# Extracted records
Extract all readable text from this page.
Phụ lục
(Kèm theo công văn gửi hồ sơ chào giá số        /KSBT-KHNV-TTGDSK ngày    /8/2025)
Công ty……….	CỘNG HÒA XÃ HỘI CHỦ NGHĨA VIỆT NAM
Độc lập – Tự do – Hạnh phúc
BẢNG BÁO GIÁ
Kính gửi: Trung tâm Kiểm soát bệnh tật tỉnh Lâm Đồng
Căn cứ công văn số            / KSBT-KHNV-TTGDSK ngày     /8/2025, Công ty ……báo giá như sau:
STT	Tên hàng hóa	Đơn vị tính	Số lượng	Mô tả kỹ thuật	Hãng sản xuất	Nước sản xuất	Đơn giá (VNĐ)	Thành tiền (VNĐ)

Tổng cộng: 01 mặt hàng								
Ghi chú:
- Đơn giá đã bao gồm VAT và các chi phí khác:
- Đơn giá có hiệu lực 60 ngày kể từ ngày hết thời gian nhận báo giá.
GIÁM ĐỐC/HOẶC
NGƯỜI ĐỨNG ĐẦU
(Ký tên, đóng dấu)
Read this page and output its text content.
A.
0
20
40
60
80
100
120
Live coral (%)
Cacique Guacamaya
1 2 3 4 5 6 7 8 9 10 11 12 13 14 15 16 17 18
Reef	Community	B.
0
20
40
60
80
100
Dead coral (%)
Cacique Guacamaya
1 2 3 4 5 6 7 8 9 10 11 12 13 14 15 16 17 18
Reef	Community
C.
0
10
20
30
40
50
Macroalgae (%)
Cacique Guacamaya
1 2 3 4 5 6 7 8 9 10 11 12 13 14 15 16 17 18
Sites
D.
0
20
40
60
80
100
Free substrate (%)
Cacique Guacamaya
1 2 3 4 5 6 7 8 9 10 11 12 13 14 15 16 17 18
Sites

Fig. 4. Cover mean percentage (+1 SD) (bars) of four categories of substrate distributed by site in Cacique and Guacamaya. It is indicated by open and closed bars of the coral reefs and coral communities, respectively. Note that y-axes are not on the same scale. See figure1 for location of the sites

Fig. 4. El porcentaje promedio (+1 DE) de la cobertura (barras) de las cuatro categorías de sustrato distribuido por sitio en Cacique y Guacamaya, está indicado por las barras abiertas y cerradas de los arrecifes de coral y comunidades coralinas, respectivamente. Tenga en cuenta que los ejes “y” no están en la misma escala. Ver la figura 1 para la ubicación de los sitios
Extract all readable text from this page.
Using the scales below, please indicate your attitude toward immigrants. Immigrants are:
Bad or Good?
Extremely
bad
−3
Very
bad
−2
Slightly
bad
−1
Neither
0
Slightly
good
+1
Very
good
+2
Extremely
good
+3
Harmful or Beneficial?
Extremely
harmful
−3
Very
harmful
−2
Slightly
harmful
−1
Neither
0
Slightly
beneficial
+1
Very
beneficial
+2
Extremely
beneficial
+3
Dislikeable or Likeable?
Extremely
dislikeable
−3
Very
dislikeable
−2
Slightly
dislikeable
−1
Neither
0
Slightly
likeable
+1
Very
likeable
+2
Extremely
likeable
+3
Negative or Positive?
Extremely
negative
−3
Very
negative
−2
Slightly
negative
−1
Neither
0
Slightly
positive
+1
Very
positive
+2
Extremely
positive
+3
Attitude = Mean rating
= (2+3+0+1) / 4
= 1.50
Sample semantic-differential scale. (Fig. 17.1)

# YOUR INSTRUCTIONS
Each record must be repeated exactly as it is.

# EXERCISE OUTPUT
Extract all readable text from this page.
Phụ lục
(Kèm theo công văn gửi hồ sơ chào giá số        /KSBT-KHNV-TTGDSK ngày    /8/2025)
Công ty……….	CỘNG HÒA XÃ HỘI CHỦ NGHĨA VIỆT NAM
Độc lập – Tự do – Hạnh phúc
BẢNG BÁO GIÁ
Kính gửi: Trung tâm Kiểm soát bệnh tật tỉnh Lâm Đồng
Căn cứ công văn số            / KSBT-KHNV-TTGDSK ngày     /8/2025, Công ty ……báo giá như sau:
STT	Tên hàng hóa	Đơn vị tính	Số lượng	Mô tả kỹ thuật	Hãng sản xuất	Nước sản xuất	Đơn giá (VNĐ)	Thành tiền (VNĐ)

Tổng cộng: 01 mặt hàng								
Ghi chú:
- Đơn giá đã bao gồm VAT và các chi phí khác:
- Đơn giá có hiệu lực 60 ngày kể từ ngày hết thời gian nhận báo giá.
GIÁM ĐỐC/HOẶC
NGƯỜI ĐỨNG ĐẦU
(Ký tên, đóng dấu)
Read this page and output its text content.
A.
0
20
40
60
80
100
120
Live coral (%)
Cacique Guacamaya
1 2 3 4 5 6 7 8 9 10 11 12 13 14 15 16 17 18
Reef	Community	B.
0
20
40
60
80
100
Dead coral (%)
Cacique Guacamaya
1 2 3 4 5 6 7 8 9 10 11 12 13 14 15 16 17 18
Reef	Community
C.
0
10
20
30
40
50
Macroalgae (%)
Cacique Guacamaya
1 2 3 4 5 6 7 8 9 10 11 12 13 14 15 16 17 18
Sites
D.
0
20
40
60
80
100
Free substrate (%)
Cacique Guacamaya
1 2 3 4 5 6 7 8 9 10 11 12 13 14 15 16 17 18
Sites

Fig. 4. Cover mean percentage (+1 SD) (bars) of four categories of substrate distributed by site in Cacique and Guacamaya. It is indicated by open and closed bars of the coral reefs and coral communities, respectively. Note that y-axes are not on the same scale. See figure1 for location of the sites

Fig. 4. El porcentaje promedio (+1 DE) de la cobertura (barras) de las cuatro categorías de sustrato distribuido por sitio en Cacique y Guacamaya, está indicado por las barras abiertas y cerradas de los arrecifes de coral y comunidades coralinas, respectivamente. Tenga en cuenta que los ejes “y” no están en la misma escala. Ver la figura 1 para la ubicación de los sitios
Extract all readable text from this page.
Using the scales below, please indicate your attitude toward immigrants. Immigrants are:
Bad or Good?
Extremely
bad
−3
Very
bad
−2
Slightly
bad
−1
Neither
0
Slightly
good
+1
Very
good
+2
Extremely
good
+3
Harmful or Beneficial?
Extremely
harmful
−3
Very
harmful
−2
Slightly
harmful
−1
Neither
0
Slightly
beneficial
+1
Very
beneficial
+2
Extremely
beneficial
+3
Dislikeable or Likeable?
Extremely
dislikeable
−3
Very
dislikeable
−2
Slightly
dislikeable
−1
Neither
0
Slightly
likeable
+1
Very
likeable
+2
Extremely
likeable
+3
Negative or Positive?
Extremely
negative
−3
Very
negative
−2
Slightly
negative
−1
Neither
0
Slightly
positive
+1
Very
positive
+2
Extremely
positive
+3
Attitude = Mean rating
= (2+3+0+1) / 4
= 1.50
Sample semantic-differential scale. (Fig. 17.1)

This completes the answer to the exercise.